■ **TASK PROMPT**:
Among the lines below, count those with "unlocking". Give the total alone.

■ **RECORDS SUPPLIED**:
↓↓↓

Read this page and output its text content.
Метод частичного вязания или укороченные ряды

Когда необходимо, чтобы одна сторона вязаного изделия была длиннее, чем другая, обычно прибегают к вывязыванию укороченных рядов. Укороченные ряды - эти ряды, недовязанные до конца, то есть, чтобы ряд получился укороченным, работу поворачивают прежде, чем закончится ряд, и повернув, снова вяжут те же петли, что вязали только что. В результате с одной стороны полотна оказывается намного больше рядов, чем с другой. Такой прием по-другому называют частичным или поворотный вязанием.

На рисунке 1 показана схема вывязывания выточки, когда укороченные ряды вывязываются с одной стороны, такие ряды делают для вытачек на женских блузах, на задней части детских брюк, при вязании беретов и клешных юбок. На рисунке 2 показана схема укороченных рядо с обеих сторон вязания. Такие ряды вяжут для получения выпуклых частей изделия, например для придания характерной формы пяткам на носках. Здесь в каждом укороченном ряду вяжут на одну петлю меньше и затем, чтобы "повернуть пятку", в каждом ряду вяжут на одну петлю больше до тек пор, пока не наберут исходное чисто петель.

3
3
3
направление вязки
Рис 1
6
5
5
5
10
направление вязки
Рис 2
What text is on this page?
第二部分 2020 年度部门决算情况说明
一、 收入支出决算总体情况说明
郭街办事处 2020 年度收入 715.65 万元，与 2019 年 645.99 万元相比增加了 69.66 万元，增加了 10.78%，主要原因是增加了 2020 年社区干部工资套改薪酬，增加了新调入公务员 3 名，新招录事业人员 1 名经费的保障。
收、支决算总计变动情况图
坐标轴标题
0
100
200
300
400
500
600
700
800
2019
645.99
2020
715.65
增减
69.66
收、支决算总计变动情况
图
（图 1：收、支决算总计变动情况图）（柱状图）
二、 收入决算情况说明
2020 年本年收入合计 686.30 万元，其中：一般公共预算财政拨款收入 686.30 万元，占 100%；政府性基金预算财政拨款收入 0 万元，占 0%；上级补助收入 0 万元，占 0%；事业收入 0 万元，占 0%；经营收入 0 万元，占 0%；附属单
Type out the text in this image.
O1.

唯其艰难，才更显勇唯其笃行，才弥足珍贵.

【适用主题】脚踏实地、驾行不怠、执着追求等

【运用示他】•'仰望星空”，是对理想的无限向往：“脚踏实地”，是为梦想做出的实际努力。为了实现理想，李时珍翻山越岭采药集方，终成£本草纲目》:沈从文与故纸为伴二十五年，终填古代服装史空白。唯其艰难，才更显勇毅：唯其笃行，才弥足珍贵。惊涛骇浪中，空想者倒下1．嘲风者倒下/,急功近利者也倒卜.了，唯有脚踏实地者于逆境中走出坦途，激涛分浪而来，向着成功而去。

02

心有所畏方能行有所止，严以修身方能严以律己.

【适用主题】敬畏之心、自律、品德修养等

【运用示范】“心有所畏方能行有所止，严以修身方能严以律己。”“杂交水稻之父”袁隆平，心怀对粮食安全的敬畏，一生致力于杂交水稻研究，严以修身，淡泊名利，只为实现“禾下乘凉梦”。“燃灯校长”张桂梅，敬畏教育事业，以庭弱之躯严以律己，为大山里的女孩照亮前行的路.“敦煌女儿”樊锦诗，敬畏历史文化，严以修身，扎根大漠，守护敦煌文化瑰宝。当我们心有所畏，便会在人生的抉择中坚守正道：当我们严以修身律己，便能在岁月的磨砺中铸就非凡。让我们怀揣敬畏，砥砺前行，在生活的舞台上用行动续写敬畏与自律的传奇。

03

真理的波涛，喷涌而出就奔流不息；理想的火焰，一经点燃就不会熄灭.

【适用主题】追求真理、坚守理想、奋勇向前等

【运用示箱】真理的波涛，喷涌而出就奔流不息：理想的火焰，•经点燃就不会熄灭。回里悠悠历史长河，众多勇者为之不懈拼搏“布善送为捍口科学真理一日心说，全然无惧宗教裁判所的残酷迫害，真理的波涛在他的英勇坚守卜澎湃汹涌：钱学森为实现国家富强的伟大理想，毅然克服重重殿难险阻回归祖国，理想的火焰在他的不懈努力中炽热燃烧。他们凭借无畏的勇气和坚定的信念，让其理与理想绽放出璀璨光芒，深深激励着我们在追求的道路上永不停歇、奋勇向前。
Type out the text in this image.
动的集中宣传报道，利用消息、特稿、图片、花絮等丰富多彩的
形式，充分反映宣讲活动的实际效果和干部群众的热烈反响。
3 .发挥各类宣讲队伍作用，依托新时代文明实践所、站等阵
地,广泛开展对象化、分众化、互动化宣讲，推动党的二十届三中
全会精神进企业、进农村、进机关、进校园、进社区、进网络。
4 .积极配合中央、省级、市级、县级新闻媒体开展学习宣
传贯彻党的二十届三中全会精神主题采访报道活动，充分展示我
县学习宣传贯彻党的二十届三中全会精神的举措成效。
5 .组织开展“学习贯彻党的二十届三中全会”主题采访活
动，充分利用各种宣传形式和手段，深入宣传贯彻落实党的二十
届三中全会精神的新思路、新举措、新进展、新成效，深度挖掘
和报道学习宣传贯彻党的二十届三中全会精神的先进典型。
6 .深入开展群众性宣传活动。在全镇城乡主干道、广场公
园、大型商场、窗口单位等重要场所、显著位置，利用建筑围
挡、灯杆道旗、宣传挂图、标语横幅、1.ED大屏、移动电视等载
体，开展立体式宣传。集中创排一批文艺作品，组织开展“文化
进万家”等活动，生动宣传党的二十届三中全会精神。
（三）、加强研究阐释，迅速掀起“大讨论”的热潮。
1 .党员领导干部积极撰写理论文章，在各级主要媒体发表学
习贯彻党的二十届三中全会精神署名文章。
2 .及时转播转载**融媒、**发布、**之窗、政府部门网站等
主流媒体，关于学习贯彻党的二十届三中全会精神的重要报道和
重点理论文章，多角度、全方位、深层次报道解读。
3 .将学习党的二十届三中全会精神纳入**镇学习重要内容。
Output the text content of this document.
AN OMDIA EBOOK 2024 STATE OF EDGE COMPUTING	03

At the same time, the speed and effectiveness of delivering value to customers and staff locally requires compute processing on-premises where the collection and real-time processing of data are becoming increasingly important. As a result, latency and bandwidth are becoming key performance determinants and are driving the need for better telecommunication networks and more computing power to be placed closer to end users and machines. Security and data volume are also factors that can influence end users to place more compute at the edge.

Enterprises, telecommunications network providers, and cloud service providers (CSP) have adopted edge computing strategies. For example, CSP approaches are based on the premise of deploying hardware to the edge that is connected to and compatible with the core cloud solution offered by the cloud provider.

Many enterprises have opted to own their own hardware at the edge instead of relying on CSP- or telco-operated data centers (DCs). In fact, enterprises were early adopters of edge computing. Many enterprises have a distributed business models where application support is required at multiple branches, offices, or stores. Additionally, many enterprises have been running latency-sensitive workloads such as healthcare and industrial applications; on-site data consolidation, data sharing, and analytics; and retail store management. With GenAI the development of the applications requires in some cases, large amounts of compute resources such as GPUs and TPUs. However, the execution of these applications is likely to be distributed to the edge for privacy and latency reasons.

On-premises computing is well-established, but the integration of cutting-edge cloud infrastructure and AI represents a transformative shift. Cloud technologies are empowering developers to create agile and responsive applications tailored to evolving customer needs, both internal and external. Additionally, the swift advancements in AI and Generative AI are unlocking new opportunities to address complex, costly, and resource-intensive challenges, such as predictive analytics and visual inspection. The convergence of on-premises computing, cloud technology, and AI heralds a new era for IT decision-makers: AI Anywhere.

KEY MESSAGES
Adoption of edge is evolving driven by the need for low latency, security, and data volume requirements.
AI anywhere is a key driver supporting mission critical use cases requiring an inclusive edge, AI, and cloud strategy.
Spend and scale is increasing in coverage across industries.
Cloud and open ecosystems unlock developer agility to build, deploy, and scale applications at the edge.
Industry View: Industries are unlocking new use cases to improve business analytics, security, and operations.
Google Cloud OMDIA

↑↑↑

■ **EXERCISE OUTPUT**:
2